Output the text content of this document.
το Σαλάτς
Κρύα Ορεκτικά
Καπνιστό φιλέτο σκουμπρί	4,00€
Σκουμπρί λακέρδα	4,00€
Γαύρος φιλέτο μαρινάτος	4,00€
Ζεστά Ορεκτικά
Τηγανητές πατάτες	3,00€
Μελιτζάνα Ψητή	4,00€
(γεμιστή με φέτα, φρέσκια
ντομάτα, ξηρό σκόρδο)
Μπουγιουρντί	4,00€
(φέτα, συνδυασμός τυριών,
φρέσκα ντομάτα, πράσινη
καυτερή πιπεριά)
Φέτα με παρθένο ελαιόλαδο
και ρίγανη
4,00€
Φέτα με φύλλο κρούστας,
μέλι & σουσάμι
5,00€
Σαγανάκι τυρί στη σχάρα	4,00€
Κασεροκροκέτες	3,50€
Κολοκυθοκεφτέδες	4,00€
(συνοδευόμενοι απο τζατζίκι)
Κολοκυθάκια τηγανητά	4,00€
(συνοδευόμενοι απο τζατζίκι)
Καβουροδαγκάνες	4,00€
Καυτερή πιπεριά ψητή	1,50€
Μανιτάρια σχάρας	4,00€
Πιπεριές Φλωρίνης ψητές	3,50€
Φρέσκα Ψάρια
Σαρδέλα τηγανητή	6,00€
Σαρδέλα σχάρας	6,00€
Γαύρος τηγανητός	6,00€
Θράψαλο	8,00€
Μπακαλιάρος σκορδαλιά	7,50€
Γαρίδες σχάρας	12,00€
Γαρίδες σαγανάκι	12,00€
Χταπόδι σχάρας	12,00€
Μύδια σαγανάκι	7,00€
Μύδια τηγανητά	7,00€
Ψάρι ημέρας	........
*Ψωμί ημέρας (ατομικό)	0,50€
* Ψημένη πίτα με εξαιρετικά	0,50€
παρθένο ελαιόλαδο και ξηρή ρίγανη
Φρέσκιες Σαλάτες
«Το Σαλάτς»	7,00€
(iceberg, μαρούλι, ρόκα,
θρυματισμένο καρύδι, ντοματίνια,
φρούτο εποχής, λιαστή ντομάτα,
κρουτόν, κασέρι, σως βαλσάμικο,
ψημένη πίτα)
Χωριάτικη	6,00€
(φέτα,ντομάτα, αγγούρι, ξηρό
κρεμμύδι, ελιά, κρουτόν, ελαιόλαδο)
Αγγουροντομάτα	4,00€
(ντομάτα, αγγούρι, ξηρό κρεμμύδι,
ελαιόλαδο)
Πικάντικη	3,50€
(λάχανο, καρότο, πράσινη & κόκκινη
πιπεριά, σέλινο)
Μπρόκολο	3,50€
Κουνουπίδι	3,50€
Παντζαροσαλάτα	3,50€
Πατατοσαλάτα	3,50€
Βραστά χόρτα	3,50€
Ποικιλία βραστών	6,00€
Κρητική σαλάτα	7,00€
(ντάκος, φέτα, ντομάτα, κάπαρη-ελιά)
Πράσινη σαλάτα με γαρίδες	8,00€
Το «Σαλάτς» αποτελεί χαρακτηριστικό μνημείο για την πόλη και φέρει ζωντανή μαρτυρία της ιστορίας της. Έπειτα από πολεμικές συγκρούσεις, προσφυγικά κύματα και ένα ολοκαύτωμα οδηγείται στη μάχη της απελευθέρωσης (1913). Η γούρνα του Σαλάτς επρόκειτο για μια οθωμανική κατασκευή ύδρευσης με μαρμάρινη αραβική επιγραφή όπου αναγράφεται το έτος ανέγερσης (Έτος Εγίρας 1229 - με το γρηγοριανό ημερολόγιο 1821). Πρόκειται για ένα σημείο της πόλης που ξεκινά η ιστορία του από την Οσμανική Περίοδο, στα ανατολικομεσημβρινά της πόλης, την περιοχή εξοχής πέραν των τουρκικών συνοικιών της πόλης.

Exercise requirements
Look through the listing above. Pick out each line with "Σαλάτς" and copy it.

Complete answer
το Σαλάτς
«Το Σαλάτς»	7,00€
Το «Σαλάτς» αποτελεί χαρακτηριστικό μνημείο για την πόλη και φέρει ζωντανή μαρτυρία της ιστορίας της. Έπειτα από πολεμικές συγκρούσεις, προσφυγικά κύματα και ένα ολοκαύτωμα οδηγείται στη μάχη της απελευθέρωσης (1913). Η γούρνα του Σαλάτς επρόκειτο για μια οθωμανική κατασκευή ύδρευσης με μαρμάρινη αραβική επιγραφή όπου αναγράφεται το έτος ανέγερσης (Έτος Εγίρας 1229 - με το γρηγοριανό ημερολόγιο 1821). Πρόκειται για ένα σημείο της πόλης που ξεκινά η ιστορία του από την Οσμανική Περίοδο, στα ανατολικομεσημβρινά της πόλης, την περιοχή εξοχής πέραν των τουρκικών συνοικιών της πόλης.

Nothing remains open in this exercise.